(Page text entries)
☆ ☆ ☆ ☆
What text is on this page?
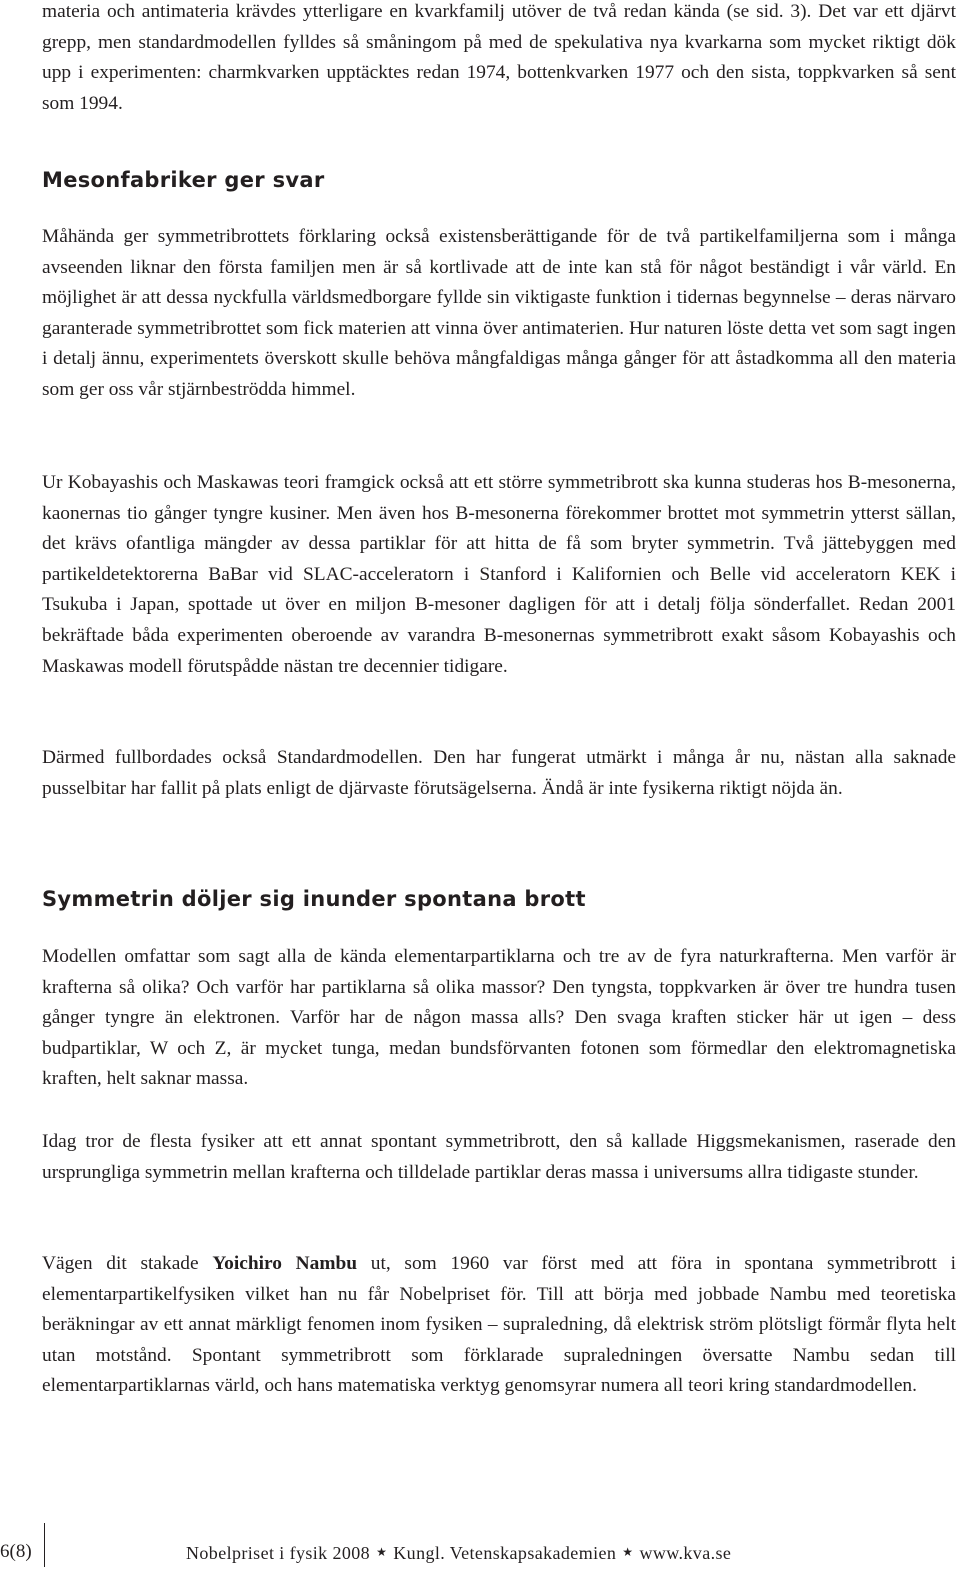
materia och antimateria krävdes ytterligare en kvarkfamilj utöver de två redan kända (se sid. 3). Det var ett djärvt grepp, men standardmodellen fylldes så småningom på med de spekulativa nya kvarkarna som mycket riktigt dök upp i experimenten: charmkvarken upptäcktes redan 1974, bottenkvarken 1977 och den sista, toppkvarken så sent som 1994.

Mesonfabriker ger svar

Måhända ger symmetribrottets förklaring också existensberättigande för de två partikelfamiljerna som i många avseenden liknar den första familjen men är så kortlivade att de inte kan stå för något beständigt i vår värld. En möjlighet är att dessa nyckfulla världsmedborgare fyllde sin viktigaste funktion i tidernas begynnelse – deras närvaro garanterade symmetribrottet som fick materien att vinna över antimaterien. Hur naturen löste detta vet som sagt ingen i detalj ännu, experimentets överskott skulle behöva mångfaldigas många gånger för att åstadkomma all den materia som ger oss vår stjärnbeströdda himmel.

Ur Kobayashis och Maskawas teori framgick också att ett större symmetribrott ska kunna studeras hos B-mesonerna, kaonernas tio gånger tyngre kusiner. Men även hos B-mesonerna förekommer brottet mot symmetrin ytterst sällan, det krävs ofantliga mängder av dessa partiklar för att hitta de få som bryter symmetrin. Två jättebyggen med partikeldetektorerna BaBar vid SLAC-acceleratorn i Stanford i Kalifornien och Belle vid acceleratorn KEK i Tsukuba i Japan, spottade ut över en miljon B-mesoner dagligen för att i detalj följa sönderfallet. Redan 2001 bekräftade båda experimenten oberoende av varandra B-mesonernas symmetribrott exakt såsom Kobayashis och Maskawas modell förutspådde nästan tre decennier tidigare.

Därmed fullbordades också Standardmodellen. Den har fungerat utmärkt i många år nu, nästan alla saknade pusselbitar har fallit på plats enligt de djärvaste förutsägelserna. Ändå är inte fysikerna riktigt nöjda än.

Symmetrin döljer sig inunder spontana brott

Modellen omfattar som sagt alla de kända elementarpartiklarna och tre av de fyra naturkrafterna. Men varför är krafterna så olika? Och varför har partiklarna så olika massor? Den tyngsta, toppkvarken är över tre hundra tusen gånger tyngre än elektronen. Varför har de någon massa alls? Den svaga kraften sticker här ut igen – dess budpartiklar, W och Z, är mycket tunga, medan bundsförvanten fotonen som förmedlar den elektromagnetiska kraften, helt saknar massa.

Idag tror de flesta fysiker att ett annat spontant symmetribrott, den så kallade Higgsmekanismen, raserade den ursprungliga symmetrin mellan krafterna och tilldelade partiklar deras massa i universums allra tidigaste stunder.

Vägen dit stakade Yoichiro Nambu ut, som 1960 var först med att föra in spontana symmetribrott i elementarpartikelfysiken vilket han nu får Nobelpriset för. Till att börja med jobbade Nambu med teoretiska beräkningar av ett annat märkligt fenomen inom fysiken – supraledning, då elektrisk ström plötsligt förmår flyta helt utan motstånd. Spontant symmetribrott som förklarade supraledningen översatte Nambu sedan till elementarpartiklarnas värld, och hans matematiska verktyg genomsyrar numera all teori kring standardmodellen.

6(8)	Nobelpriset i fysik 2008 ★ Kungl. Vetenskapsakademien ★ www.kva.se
☆ ☆ ☆ ☆
**What the task requires**:
Your task is to copy each line of the data above that holds "Nobelpriset".

**Exercise response**:
Vägen dit stakade Yoichiro Nambu ut, som 1960 var först med att föra in spontana symmetribrott i elementarpartikelfysiken vilket han nu får Nobelpriset för. Till att börja med jobbade Nambu med teoretiska beräkningar av ett annat märkligt fenomen inom fysiken – supraledning, då elektrisk ström plötsligt förmår flyta helt utan motstånd. Spontant symmetribrott som förklarade supraledningen översatte Nambu sedan till elementarpartiklarnas värld, och hans matematiska verktyg genomsyrar numera all teori kring standardmodellen.
6(8)	Nobelpriset i fysik 2008 ★ Kungl. Vetenskapsakademien ★ www.kva.se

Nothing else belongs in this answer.